* **EXERCISE AIM**:
Copy every line of the entries that includes the word "aspects".

* **LISTED RECORDS**:
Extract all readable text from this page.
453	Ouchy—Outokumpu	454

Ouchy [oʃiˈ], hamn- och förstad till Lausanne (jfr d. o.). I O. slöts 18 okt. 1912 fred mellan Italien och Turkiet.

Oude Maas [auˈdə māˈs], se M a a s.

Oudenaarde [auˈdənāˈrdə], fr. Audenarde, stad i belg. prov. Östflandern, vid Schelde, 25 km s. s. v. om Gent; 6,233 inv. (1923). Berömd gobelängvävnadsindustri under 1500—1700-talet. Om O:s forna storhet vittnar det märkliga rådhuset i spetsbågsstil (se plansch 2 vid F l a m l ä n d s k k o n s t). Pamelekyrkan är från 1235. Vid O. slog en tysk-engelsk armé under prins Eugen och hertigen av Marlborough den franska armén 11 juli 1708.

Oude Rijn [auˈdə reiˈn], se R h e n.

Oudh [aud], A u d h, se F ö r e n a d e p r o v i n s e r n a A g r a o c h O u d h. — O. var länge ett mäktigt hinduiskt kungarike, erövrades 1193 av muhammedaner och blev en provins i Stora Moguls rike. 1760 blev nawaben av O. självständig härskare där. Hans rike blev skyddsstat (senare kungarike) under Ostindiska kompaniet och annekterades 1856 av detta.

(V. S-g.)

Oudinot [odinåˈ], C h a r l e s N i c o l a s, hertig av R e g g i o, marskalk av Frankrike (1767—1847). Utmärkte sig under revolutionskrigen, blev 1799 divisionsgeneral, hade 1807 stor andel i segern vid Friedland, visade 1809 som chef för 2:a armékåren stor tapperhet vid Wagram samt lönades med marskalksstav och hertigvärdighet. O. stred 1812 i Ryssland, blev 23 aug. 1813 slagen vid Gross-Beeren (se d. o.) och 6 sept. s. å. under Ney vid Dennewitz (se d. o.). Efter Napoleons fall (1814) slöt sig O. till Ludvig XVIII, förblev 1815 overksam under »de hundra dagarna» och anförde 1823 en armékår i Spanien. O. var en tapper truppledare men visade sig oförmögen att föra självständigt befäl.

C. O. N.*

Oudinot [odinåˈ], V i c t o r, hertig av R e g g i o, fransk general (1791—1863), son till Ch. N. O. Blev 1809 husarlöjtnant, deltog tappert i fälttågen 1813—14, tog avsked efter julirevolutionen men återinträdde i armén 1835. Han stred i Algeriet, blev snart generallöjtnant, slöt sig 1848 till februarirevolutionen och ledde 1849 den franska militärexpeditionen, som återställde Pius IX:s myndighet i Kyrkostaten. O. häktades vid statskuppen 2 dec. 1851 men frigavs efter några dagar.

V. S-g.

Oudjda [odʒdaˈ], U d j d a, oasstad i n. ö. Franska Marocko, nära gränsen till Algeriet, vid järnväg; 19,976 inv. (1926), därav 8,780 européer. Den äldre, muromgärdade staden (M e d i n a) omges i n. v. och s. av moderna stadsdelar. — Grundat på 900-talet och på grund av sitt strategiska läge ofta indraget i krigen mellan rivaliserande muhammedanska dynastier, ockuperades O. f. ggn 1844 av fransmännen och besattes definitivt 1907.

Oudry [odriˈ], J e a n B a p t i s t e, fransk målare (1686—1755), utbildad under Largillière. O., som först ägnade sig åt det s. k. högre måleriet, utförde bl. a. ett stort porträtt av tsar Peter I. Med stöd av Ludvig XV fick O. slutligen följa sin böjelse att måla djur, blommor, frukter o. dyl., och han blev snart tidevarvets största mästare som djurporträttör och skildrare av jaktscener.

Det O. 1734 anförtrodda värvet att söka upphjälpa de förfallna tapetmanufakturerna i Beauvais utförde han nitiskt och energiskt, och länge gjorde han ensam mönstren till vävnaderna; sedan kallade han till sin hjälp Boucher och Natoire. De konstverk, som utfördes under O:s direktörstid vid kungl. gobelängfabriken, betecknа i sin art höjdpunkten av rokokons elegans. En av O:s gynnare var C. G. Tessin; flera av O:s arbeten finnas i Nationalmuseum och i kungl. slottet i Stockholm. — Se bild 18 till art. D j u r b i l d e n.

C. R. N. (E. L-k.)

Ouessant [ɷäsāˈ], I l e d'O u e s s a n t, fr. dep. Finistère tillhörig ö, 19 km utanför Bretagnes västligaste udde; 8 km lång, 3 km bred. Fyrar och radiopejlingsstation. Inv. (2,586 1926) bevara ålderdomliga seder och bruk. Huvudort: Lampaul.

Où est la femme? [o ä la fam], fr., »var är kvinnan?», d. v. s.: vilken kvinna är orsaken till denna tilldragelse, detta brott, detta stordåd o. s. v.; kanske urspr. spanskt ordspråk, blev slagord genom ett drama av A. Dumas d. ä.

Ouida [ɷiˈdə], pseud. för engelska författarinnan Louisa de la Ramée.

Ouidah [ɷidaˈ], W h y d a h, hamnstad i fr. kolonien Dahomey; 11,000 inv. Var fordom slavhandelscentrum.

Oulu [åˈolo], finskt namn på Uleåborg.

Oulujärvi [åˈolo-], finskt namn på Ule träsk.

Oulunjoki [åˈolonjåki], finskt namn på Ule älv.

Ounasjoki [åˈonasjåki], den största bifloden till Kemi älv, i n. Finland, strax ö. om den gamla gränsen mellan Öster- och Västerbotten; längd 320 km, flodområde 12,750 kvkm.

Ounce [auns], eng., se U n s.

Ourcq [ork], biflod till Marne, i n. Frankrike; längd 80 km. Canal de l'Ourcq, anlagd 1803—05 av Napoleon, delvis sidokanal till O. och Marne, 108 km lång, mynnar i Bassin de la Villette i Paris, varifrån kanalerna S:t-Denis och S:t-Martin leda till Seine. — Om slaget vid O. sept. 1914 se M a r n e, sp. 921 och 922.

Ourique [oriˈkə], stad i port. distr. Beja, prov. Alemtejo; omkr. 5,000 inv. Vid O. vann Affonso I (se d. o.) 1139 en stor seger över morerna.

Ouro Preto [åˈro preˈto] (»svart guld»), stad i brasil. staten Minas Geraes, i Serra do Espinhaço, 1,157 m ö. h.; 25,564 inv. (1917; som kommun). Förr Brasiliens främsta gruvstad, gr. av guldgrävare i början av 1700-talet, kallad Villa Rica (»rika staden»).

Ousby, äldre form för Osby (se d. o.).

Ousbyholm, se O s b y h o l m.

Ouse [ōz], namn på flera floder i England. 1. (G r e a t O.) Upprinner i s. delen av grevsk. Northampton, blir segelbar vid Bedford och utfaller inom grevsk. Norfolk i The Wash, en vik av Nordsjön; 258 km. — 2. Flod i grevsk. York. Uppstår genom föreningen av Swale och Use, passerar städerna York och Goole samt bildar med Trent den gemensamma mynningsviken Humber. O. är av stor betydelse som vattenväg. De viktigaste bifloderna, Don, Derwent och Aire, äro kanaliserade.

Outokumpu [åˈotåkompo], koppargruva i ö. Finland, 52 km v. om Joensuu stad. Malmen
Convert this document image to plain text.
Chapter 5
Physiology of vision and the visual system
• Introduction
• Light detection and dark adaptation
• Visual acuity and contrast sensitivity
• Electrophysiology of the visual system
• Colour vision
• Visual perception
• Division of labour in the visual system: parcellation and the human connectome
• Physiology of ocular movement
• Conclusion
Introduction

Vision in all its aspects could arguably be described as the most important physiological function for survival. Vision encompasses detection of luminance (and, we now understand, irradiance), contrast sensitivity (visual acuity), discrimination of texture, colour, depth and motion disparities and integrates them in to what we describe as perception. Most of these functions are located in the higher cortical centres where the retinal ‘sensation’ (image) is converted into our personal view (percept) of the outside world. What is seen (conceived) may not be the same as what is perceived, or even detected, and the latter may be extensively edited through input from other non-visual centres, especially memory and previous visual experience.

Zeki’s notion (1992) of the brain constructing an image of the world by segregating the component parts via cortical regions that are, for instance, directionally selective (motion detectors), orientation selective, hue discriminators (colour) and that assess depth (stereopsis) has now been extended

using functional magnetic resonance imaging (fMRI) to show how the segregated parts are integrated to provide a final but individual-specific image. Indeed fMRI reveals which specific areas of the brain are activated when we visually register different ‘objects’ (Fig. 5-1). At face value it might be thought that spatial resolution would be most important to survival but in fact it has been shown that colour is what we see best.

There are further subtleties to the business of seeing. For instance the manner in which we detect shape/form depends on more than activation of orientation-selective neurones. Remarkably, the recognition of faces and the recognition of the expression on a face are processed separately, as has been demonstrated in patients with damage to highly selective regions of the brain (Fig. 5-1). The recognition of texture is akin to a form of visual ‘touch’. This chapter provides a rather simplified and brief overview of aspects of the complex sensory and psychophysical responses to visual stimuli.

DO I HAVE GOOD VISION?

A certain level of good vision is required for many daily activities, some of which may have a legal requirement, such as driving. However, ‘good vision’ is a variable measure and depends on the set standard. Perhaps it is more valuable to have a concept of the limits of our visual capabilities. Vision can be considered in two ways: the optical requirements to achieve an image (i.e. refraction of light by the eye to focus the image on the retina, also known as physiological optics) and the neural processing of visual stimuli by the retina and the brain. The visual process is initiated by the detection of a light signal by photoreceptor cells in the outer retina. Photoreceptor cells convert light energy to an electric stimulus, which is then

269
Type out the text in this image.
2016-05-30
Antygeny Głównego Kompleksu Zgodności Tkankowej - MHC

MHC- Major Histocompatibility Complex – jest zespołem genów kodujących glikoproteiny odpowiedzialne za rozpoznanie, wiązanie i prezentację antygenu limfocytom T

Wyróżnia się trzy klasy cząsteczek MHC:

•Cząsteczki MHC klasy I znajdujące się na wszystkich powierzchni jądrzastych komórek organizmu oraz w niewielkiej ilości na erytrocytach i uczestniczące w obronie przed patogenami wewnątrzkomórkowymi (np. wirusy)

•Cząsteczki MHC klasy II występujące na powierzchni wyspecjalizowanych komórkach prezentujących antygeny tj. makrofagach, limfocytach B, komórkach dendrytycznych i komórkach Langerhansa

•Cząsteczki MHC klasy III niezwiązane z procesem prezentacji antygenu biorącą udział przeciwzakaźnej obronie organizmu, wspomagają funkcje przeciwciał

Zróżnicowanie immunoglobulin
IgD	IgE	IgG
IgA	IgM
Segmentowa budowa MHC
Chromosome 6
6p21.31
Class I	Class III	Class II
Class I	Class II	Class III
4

* **RESULT OF THE EXERCISE**:
Vision in all its aspects could arguably be described as the most important physiological function for survival. Vision encompasses detection of luminance (and, we now understand, irradiance), contrast sensitivity (visual acuity), discrimination of texture, colour, depth and motion disparities and integrates them in to what we describe as perception. Most of these functions are located in the higher cortical centres where the retinal ‘sensation’ (image) is converted into our personal view (percept) of the outside world. What is seen (conceived) may not be the same as what is perceived, or even detected, and the latter may be extensively edited through input from other non-visual centres, especially memory and previous visual experience.
There are further subtleties to the business of seeing. For instance the manner in which we detect shape/form depends on more than activation of orientation-selective neurones. Remarkably, the recognition of faces and the recognition of the expression on a face are processed separately, as has been demonstrated in patients with damage to highly selective regions of the brain (Fig. 5-1). The recognition of texture is akin to a form of visual ‘touch’. This chapter provides a rather simplified and brief overview of aspects of the complex sensory and psychophysical responses to visual stimuli.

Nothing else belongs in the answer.